Problem to solve. Reproduce the post below about the dad and the cat who clear rooms with gas, word for word and in full.
***** Text shown
Haahaaa….this thread is hilarious!

In my family it’s my dad who is the stinker of the bunch of us….and proud of it to boot! His favorites are the ‘silent stinkers’, or the ‘silent but deadly’. He takes absolute carnal glee in clearing a room. Sometimes he’ll let you know, other times not. When he feels kind enough to let us know that the premises has just been polluted with vaporous, odorous, sinus withering gas, he starts quietly chuckling for no apparent reason. The effect on the rest of the people in the room who can recognize the ‘danger’ signs is immediate. Like the call you use when you want to let all your chickens know that you have a ‘fabulous treat’. Same with us, all our heads immediately shoot up and swivel toward dad…we take a tentative ‘sniff’ to make sure our route is clear, and “BAM” the room is instantly empty of all other living creatures. If you’re really unlucky it’ll be one of those really dense gasses that sort of ‘hangs’ in the air for 15-20 minutes, and the worst of them all starts to stalk up the stairs to the second level, you can’t even get down the steps.

We’ve suffered at the cheeks of this monster for many, many years! How dad doesn’t die of his own gasses I don’t know.

Now……If there is such thing as karma or God has a sense of humor then I have proof! The scales have been tipped! …. War is currently gripping my childhood home and it’s seen many, many victims! Who has risen to challenge my dad’s supremacy of lung numbing, stench emitting gasses? You’d think it would be one of my two grown and nearly grown-up brothers…nope. It’s not mom either, although that may have turned out almost as bad. It’s of all things….get this…..the CAT! Yup, the cat. May parents adopted him a year and a half ago when he turned up at their house as a pitiful pile of bright orange, fluffy, skin and bones. “Red” is now back to health sans his ‘fuzzy peaches’ and it has become apparent that he has a gift for gas. No word of a lie!
**********
***** Extracted material
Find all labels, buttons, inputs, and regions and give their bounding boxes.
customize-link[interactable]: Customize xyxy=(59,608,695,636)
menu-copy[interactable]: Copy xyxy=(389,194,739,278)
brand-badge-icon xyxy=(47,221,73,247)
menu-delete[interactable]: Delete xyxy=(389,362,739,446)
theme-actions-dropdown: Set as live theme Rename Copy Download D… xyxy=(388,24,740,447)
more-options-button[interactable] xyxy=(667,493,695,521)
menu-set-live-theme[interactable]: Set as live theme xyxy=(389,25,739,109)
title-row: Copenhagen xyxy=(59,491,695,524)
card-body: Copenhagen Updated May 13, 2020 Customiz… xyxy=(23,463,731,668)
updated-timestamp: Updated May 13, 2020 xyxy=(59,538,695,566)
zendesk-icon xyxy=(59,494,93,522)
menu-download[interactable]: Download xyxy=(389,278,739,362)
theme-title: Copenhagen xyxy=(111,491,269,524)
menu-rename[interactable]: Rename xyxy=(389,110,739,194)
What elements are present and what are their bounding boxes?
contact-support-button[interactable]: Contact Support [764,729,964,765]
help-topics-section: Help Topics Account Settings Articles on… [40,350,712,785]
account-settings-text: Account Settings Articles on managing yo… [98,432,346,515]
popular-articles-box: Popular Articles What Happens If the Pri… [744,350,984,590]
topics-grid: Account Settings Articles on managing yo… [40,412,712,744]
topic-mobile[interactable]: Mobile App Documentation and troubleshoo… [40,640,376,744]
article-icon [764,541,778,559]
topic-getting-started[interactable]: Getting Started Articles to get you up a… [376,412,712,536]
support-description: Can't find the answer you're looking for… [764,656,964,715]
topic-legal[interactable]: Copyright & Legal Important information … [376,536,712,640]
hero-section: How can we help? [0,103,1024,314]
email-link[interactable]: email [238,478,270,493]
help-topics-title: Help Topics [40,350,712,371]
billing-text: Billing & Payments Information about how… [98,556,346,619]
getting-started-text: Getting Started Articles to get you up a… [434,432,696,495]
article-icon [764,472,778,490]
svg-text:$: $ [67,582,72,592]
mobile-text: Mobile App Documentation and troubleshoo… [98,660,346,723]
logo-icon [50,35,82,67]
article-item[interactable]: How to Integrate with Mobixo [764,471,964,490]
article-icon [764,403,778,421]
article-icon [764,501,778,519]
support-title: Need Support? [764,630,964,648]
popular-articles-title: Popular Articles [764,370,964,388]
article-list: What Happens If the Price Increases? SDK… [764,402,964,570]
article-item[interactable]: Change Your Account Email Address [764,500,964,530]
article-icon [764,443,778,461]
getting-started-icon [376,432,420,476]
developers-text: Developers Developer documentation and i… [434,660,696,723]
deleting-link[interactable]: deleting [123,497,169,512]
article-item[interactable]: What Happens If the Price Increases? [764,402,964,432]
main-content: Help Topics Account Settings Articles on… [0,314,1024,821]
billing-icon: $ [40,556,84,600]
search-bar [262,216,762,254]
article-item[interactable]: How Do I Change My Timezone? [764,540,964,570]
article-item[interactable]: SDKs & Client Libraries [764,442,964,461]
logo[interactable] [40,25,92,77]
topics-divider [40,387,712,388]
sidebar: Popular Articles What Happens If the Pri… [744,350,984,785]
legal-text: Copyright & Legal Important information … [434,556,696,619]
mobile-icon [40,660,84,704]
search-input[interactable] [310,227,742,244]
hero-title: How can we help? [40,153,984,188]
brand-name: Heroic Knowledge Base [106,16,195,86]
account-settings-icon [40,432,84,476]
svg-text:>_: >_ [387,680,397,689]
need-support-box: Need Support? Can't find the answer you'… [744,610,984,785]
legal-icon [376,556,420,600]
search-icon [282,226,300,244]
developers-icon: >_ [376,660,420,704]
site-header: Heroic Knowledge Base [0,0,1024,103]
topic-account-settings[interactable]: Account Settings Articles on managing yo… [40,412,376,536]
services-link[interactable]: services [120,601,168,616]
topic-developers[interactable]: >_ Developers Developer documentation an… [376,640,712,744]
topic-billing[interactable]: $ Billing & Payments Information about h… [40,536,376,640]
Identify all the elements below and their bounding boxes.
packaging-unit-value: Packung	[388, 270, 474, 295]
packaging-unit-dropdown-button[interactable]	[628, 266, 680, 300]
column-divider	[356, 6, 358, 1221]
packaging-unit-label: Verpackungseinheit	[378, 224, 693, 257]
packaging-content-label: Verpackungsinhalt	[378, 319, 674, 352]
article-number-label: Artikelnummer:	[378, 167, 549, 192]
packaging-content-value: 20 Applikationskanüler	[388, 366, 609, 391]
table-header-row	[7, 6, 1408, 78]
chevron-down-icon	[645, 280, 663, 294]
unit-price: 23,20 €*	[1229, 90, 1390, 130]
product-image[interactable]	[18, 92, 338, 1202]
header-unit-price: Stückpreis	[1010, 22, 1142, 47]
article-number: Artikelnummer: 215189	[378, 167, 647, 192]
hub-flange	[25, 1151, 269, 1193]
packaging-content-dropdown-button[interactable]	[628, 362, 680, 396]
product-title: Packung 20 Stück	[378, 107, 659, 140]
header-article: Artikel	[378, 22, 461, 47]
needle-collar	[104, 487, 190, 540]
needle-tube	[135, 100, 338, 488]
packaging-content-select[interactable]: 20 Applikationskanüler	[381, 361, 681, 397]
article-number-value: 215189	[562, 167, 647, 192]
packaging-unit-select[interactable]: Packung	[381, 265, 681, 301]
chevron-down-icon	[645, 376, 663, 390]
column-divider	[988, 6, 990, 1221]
**********
Correct result.
Haahaaa….this thread is hilarious!

In my family it’s my dad who is the stinker of the bunch of us….and proud of it to boot! His favorites are the ‘silent stinkers’, or the ‘silent but deadly’. He takes absolute carnal glee in clearing a room. Sometimes he’ll let you know, other times not. When he feels kind enough to let us know that the premises has just been polluted with vaporous, odorous, sinus withering gas, he starts quietly chuckling for no apparent reason. The effect on the rest of the people in the room who can recognize the ‘danger’ signs is immediate. Like the call you use when you want to let all your chickens know that you have a ‘fabulous treat’. Same with us, all our heads immediately shoot up and swivel toward dad…we take a tentative ‘sniff’ to make sure our route is clear, and “BAM” the room is instantly empty of all other living creatures. If you’re really unlucky it’ll be one of those really dense gasses that sort of ‘hangs’ in the air for 15-20 minutes, and the worst of them all starts to stalk up the stairs to the second level, you can’t even get down the steps.

We’ve suffered at the cheeks of this monster for many, many years! How dad doesn’t die of his own gasses I don’t know.

Now……If there is such thing as karma or God has a sense of humor then I have proof! The scales have been tipped! …. War is currently gripping my childhood home and it’s seen many, many victims! Who has risen to challenge my dad’s supremacy of lung numbing, stench emitting gasses? You’d think it would be one of my two grown and nearly grown-up brothers…nope. It’s not mom either, although that may have turned out almost as bad. It’s of all things….get this…..the CAT! Yup, the cat. May parents adopted him a year and a half ago when he turned up at their house as a pitiful pile of bright orange, fluffy, skin and bones. “Red” is now back to health sans his ‘fuzzy peaches’ and it has become apparent that he has a gift for gas. No word of a lie!